Given problem - Find every line in the records that holds the string "clients". Copy each one.

[Stored records]
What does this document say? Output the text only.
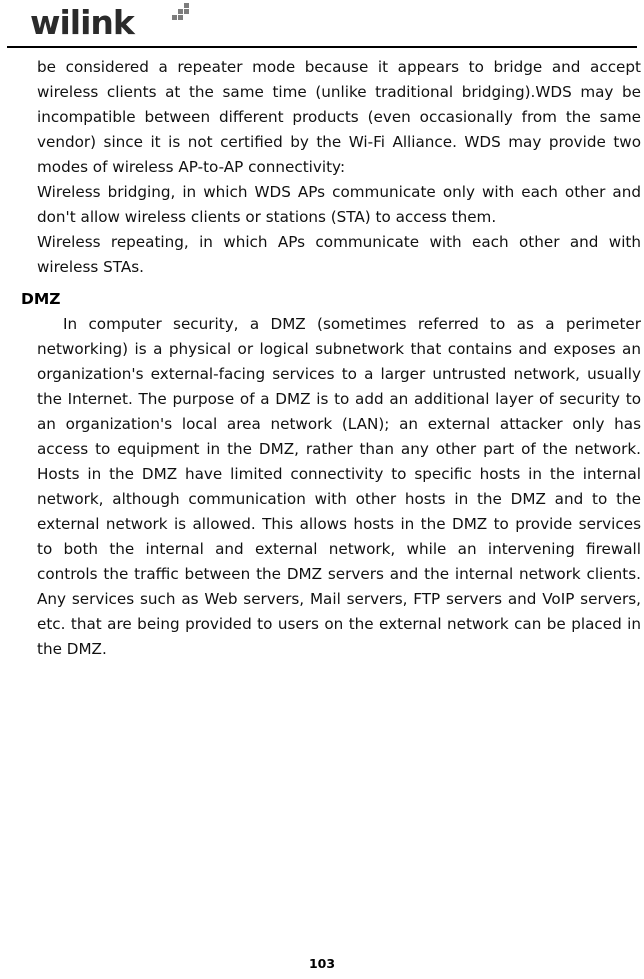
wilink

be considered a repeater mode because it appears to bridge and accept wireless clients at the same time (unlike traditional bridging).WDS may be incompatible between different products (even occasionally from the same vendor) since it is not certified by the Wi-Fi Alliance. WDS may provide two modes of wireless AP-to-AP connectivity:

Wireless bridging, in which WDS APs communicate only with each other and don't allow wireless clients or stations (STA) to access them.

Wireless repeating, in which APs communicate with each other and with wireless STAs.

DMZ

In computer security, a DMZ (sometimes referred to as a perimeter networking) is a physical or logical subnetwork that contains and exposes an organization's external-facing services to a larger untrusted network, usually the Internet. The purpose of a DMZ is to add an additional layer of security to an organization's local area network (LAN); an external attacker only has access to equipment in the DMZ, rather than any other part of the network. Hosts in the DMZ have limited connectivity to specific hosts in the internal network, although communication with other hosts in the DMZ and to the external network is allowed. This allows hosts in the DMZ to provide services to both the internal and external network, while an intervening firewall controls the traffic between the DMZ servers and the internal network clients. Any services such as Web servers, Mail servers, FTP servers and VoIP servers, etc. that are being provided to users on the external network can be placed in the DMZ.

103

Exercise solution -
be considered a repeater mode because it appears to bridge and accept wireless clients at the same time (unlike traditional bridging).WDS may be incompatible between different products (even occasionally from the same vendor) since it is not certified by the Wi-Fi Alliance. WDS may provide two modes of wireless AP-to-AP connectivity:
Wireless bridging, in which WDS APs communicate only with each other and don't allow wireless clients or stations (STA) to access them.
In computer security, a DMZ (sometimes referred to as a perimeter networking) is a physical or logical subnetwork that contains and exposes an organization's external-facing services to a larger untrusted network, usually the Internet. The purpose of a DMZ is to add an additional layer of security to an organization's local area network (LAN); an external attacker only has access to equipment in the DMZ, rather than any other part of the network. Hosts in the DMZ have limited connectivity to specific hosts in the internal network, although communication with other hosts in the DMZ and to the external network is allowed. This allows hosts in the DMZ to provide services to both the internal and external network, while an intervening firewall controls the traffic between the DMZ servers and the internal network clients. Any services such as Web servers, Mail servers, FTP servers and VoIP servers, etc. that are being provided to users on the external network can be placed in the DMZ.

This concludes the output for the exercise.